-- Aim of the exercise --
Print the listing below exactly.

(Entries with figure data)

"""

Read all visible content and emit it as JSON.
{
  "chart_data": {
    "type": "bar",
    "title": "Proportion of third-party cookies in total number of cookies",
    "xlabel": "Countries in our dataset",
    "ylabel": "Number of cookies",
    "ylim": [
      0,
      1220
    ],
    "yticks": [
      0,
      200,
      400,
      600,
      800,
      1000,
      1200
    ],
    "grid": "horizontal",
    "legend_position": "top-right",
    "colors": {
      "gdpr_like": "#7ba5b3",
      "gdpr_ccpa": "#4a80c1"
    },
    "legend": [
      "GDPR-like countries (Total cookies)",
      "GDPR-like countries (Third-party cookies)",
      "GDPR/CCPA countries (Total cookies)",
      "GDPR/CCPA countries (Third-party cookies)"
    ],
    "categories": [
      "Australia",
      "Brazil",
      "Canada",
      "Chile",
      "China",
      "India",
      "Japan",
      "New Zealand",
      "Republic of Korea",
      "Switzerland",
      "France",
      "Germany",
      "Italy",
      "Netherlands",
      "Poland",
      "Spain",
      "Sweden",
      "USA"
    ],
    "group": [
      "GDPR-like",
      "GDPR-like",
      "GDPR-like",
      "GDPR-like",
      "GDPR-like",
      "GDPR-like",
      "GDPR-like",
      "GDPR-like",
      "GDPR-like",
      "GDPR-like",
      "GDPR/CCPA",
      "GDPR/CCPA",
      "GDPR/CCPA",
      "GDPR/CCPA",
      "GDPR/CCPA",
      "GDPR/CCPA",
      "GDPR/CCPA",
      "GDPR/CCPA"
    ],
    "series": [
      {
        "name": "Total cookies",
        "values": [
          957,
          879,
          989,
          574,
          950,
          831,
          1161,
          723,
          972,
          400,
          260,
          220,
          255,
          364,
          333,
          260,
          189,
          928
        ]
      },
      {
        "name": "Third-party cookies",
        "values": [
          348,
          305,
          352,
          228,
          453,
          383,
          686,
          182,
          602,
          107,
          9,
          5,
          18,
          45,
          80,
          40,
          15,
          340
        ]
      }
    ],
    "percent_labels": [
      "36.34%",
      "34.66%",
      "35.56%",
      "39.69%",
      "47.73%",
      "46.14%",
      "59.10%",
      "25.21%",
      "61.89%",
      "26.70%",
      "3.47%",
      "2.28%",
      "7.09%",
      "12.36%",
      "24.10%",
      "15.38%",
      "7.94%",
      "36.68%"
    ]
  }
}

"""

-- Task result --
Read all visible content and emit it as JSON.
{
  "chart_data": {
    "type": "bar",
    "title": "Proportion of third-party cookies in total number of cookies",
    "xlabel": "Countries in our dataset",
    "ylabel": "Number of cookies",
    "ylim": [
      0,
      1220
    ],
    "yticks": [
      0,
      200,
      400,
      600,
      800,
      1000,
      1200
    ],
    "grid": "horizontal",
    "legend_position": "top-right",
    "colors": {
      "gdpr_like": "#7ba5b3",
      "gdpr_ccpa": "#4a80c1"
    },
    "legend": [
      "GDPR-like countries (Total cookies)",
      "GDPR-like countries (Third-party cookies)",
      "GDPR/CCPA countries (Total cookies)",
      "GDPR/CCPA countries (Third-party cookies)"
    ],
    "categories": [
      "Australia",
      "Brazil",
      "Canada",
      "Chile",
      "China",
      "India",
      "Japan",
      "New Zealand",
      "Republic of Korea",
      "Switzerland",
      "France",
      "Germany",
      "Italy",
      "Netherlands",
      "Poland",
      "Spain",
      "Sweden",
      "USA"
    ],
    "group": [
      "GDPR-like",
      "GDPR-like",
      "GDPR-like",
      "GDPR-like",
      "GDPR-like",
      "GDPR-like",
      "GDPR-like",
      "GDPR-like",
      "GDPR-like",
      "GDPR-like",
      "GDPR/CCPA",
      "GDPR/CCPA",
      "GDPR/CCPA",
      "GDPR/CCPA",
      "GDPR/CCPA",
      "GDPR/CCPA",
      "GDPR/CCPA",
      "GDPR/CCPA"
    ],
    "series": [
      {
        "name": "Total cookies",
        "values": [
          957,
          879,
          989,
          574,
          950,
          831,
          1161,
          723,
          972,
          400,
          260,
          220,
          255,
          364,
          333,
          260,
          189,
          928
        ]
      },
      {
        "name": "Third-party cookies",
        "values": [
          348,
          305,
          352,
          228,
          453,
          383,
          686,
          182,
          602,
          107,
          9,
          5,
          18,
          45,
          80,
          40,
          15,
          340
        ]
      }
    ],
    "percent_labels": [
      "36.34%",
      "34.66%",
      "35.56%",
      "39.69%",
      "47.73%",
      "46.14%",
      "59.10%",
      "25.21%",
      "61.89%",
      "26.70%",
      "3.47%",
      "2.28%",
      "7.09%",
      "12.36%",
      "24.10%",
      "15.38%",
      "7.94%",
      "36.68%"
    ]
  }
}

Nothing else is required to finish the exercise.